#### What is expected:
Restate the full set of records exactly, without adding or dropping a word.

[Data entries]
[START]
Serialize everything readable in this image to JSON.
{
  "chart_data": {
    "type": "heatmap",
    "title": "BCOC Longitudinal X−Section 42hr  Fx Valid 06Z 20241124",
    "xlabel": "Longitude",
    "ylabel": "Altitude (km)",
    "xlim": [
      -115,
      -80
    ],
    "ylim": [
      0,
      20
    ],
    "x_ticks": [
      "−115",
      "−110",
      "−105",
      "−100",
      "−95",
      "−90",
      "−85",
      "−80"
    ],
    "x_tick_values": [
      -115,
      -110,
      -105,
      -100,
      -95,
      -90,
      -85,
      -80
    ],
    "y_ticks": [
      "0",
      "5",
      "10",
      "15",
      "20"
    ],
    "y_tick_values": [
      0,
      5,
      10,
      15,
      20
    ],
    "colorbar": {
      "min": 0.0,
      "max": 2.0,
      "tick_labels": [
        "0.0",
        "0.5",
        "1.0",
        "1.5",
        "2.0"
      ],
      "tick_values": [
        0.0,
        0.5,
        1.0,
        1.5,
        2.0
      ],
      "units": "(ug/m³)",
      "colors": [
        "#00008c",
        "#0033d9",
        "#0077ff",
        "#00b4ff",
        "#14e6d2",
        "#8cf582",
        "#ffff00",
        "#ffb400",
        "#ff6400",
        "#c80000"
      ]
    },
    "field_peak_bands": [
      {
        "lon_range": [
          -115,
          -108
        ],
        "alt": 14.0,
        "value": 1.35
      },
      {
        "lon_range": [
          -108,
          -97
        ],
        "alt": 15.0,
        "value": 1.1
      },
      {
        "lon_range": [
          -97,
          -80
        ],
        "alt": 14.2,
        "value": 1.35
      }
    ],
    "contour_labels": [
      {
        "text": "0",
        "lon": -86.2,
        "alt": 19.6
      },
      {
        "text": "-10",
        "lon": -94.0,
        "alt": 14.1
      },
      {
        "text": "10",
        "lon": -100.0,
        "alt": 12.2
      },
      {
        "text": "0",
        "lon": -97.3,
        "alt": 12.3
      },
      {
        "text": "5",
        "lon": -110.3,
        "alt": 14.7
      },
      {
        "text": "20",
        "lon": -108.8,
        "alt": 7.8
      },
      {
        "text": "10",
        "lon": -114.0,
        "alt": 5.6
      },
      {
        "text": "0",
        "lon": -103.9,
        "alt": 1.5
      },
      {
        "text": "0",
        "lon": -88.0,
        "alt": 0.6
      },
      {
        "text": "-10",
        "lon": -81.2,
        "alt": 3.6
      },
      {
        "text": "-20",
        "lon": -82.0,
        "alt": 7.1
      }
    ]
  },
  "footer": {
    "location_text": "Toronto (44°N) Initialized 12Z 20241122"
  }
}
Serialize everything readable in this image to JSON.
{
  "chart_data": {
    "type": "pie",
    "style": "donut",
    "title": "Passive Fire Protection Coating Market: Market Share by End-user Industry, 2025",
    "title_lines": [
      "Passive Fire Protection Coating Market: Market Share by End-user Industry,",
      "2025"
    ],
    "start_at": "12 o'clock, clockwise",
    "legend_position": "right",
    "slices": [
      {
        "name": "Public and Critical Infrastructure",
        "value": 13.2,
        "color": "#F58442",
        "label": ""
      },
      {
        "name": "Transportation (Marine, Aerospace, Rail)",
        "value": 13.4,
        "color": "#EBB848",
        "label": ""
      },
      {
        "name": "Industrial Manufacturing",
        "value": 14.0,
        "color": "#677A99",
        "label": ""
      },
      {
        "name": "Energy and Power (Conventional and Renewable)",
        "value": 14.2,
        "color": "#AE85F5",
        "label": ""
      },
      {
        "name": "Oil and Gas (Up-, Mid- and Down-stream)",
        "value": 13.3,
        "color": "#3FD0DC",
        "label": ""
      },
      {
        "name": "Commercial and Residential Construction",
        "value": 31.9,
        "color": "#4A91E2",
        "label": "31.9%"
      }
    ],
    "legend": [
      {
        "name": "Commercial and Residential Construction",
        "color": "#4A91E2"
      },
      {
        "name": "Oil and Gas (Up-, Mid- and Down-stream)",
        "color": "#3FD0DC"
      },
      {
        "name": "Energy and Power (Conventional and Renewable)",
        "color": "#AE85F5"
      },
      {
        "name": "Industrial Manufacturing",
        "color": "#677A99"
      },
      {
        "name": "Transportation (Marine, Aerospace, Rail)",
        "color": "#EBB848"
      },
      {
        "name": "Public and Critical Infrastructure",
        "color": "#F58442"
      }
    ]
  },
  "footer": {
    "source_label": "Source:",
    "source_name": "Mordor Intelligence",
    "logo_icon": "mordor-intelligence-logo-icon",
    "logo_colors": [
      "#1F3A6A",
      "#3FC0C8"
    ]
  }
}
[END]
#### Finished task:
Serialize everything readable in this image to JSON.
{
  "chart_data": {
    "type": "heatmap",
    "title": "BCOC Longitudinal X−Section 42hr  Fx Valid 06Z 20241124",
    "xlabel": "Longitude",
    "ylabel": "Altitude (km)",
    "xlim": [
      -115,
      -80
    ],
    "ylim": [
      0,
      20
    ],
    "x_ticks": [
      "−115",
      "−110",
      "−105",
      "−100",
      "−95",
      "−90",
      "−85",
      "−80"
    ],
    "x_tick_values": [
      -115,
      -110,
      -105,
      -100,
      -95,
      -90,
      -85,
      -80
    ],
    "y_ticks": [
      "0",
      "5",
      "10",
      "15",
      "20"
    ],
    "y_tick_values": [
      0,
      5,
      10,
      15,
      20
    ],
    "colorbar": {
      "min": 0.0,
      "max": 2.0,
      "tick_labels": [
        "0.0",
        "0.5",
        "1.0",
        "1.5",
        "2.0"
      ],
      "tick_values": [
        0.0,
        0.5,
        1.0,
        1.5,
        2.0
      ],
      "units": "(ug/m³)",
      "colors": [
        "#00008c",
        "#0033d9",
        "#0077ff",
        "#00b4ff",
        "#14e6d2",
        "#8cf582",
        "#ffff00",
        "#ffb400",
        "#ff6400",
        "#c80000"
      ]
    },
    "field_peak_bands": [
      {
        "lon_range": [
          -115,
          -108
        ],
        "alt": 14.0,
        "value": 1.35
      },
      {
        "lon_range": [
          -108,
          -97
        ],
        "alt": 15.0,
        "value": 1.1
      },
      {
        "lon_range": [
          -97,
          -80
        ],
        "alt": 14.2,
        "value": 1.35
      }
    ],
    "contour_labels": [
      {
        "text": "0",
        "lon": -86.2,
        "alt": 19.6
      },
      {
        "text": "-10",
        "lon": -94.0,
        "alt": 14.1
      },
      {
        "text": "10",
        "lon": -100.0,
        "alt": 12.2
      },
      {
        "text": "0",
        "lon": -97.3,
        "alt": 12.3
      },
      {
        "text": "5",
        "lon": -110.3,
        "alt": 14.7
      },
      {
        "text": "20",
        "lon": -108.8,
        "alt": 7.8
      },
      {
        "text": "10",
        "lon": -114.0,
        "alt": 5.6
      },
      {
        "text": "0",
        "lon": -103.9,
        "alt": 1.5
      },
      {
        "text": "0",
        "lon": -88.0,
        "alt": 0.6
      },
      {
        "text": "-10",
        "lon": -81.2,
        "alt": 3.6
      },
      {
        "text": "-20",
        "lon": -82.0,
        "alt": 7.1
      }
    ]
  },
  "footer": {
    "location_text": "Toronto (44°N) Initialized 12Z 20241122"
  }
}
Serialize everything readable in this image to JSON.
{
  "chart_data": {
    "type": "pie",
    "style": "donut",
    "title": "Passive Fire Protection Coating Market: Market Share by End-user Industry, 2025",
    "title_lines": [
      "Passive Fire Protection Coating Market: Market Share by End-user Industry,",
      "2025"
    ],
    "start_at": "12 o'clock, clockwise",
    "legend_position": "right",
    "slices": [
      {
        "name": "Public and Critical Infrastructure",
        "value": 13.2,
        "color": "#F58442",
        "label": ""
      },
      {
        "name": "Transportation (Marine, Aerospace, Rail)",
        "value": 13.4,
        "color": "#EBB848",
        "label": ""
      },
      {
        "name": "Industrial Manufacturing",
        "value": 14.0,
        "color": "#677A99",
        "label": ""
      },
      {
        "name": "Energy and Power (Conventional and Renewable)",
        "value": 14.2,
        "color": "#AE85F5",
        "label": ""
      },
      {
        "name": "Oil and Gas (Up-, Mid- and Down-stream)",
        "value": 13.3,
        "color": "#3FD0DC",
        "label": ""
      },
      {
        "name": "Commercial and Residential Construction",
        "value": 31.9,
        "color": "#4A91E2",
        "label": "31.9%"
      }
    ],
    "legend": [
      {
        "name": "Commercial and Residential Construction",
        "color": "#4A91E2"
      },
      {
        "name": "Oil and Gas (Up-, Mid- and Down-stream)",
        "color": "#3FD0DC"
      },
      {
        "name": "Energy and Power (Conventional and Renewable)",
        "color": "#AE85F5"
      },
      {
        "name": "Industrial Manufacturing",
        "color": "#677A99"
      },
      {
        "name": "Transportation (Marine, Aerospace, Rail)",
        "color": "#EBB848"
      },
      {
        "name": "Public and Critical Infrastructure",
        "color": "#F58442"
      }
    ]
  },
  "footer": {
    "source_label": "Source:",
    "source_name": "Mordor Intelligence",
    "logo_icon": "mordor-intelligence-logo-icon",
    "logo_colors": [
      "#1F3A6A",
      "#3FC0C8"
    ]
  }
}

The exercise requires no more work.